[Stated goal] Set down every entry again word for word, please, but skip the pictures.

begin Data extract

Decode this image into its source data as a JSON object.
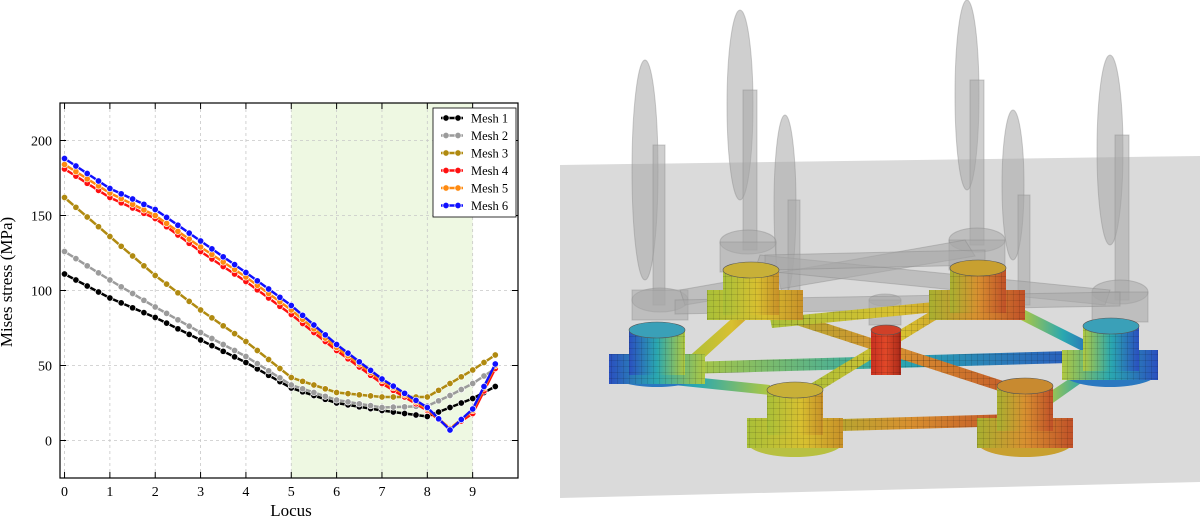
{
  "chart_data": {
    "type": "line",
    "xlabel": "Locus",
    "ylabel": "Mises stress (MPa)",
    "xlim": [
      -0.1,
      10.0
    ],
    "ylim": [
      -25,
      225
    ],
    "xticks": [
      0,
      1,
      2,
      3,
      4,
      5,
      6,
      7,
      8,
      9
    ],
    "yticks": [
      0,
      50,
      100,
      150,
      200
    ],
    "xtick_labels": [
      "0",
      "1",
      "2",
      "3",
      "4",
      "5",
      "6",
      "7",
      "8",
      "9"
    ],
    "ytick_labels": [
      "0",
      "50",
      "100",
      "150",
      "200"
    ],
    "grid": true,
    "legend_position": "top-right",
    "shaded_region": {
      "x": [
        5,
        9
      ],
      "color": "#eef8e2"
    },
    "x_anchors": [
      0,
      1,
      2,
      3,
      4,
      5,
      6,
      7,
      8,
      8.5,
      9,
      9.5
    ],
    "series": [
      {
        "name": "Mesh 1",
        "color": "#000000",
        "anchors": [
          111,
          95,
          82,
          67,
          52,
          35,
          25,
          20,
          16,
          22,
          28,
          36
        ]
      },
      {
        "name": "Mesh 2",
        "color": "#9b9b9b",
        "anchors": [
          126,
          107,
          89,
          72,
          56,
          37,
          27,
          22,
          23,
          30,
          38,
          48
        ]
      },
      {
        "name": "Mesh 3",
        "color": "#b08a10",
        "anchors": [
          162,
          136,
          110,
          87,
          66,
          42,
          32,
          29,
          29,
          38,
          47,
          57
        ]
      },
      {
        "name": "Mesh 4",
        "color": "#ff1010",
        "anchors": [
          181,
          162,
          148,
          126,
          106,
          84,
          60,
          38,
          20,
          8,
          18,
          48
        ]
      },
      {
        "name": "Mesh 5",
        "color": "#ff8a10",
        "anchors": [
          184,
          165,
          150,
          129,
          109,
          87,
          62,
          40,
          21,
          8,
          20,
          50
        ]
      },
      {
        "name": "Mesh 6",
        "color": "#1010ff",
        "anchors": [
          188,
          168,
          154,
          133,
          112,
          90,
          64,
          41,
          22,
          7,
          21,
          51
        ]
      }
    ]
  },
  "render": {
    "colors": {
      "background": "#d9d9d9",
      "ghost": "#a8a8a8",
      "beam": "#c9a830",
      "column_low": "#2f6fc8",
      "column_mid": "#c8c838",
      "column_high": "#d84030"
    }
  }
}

end Data extract

[Solution below]
Decode this image into its source data as a JSON object.
{
  "chart_data": {
    "type": "line",
    "xlabel": "Locus",
    "ylabel": "Mises stress (MPa)",
    "xlim": [
      -0.1,
      10.0
    ],
    "ylim": [
      -25,
      225
    ],
    "xticks": [
      0,
      1,
      2,
      3,
      4,
      5,
      6,
      7,
      8,
      9
    ],
    "yticks": [
      0,
      50,
      100,
      150,
      200
    ],
    "xtick_labels": [
      "0",
      "1",
      "2",
      "3",
      "4",
      "5",
      "6",
      "7",
      "8",
      "9"
    ],
    "ytick_labels": [
      "0",
      "50",
      "100",
      "150",
      "200"
    ],
    "grid": true,
    "legend_position": "top-right",
    "shaded_region": {
      "x": [
        5,
        9
      ],
      "color": "#eef8e2"
    },
    "x_anchors": [
      0,
      1,
      2,
      3,
      4,
      5,
      6,
      7,
      8,
      8.5,
      9,
      9.5
    ],
    "series": [
      {
        "name": "Mesh 1",
        "color": "#000000",
        "anchors": [
          111,
          95,
          82,
          67,
          52,
          35,
          25,
          20,
          16,
          22,
          28,
          36
        ]
      },
      {
        "name": "Mesh 2",
        "color": "#9b9b9b",
        "anchors": [
          126,
          107,
          89,
          72,
          56,
          37,
          27,
          22,
          23,
          30,
          38,
          48
        ]
      },
      {
        "name": "Mesh 3",
        "color": "#b08a10",
        "anchors": [
          162,
          136,
          110,
          87,
          66,
          42,
          32,
          29,
          29,
          38,
          47,
          57
        ]
      },
      {
        "name": "Mesh 4",
        "color": "#ff1010",
        "anchors": [
          181,
          162,
          148,
          126,
          106,
          84,
          60,
          38,
          20,
          8,
          18,
          48
        ]
      },
      {
        "name": "Mesh 5",
        "color": "#ff8a10",
        "anchors": [
          184,
          165,
          150,
          129,
          109,
          87,
          62,
          40,
          21,
          8,
          20,
          50
        ]
      },
      {
        "name": "Mesh 6",
        "color": "#1010ff",
        "anchors": [
          188,
          168,
          154,
          133,
          112,
          90,
          64,
          41,
          22,
          7,
          21,
          51
        ]
      }
    ]
  },
  "render": {
    "colors": {
      "background": "#d9d9d9",
      "ghost": "#a8a8a8",
      "beam": "#c9a830",
      "column_low": "#2f6fc8",
      "column_mid": "#c8c838",
      "column_high": "#d84030"
    }
  }
}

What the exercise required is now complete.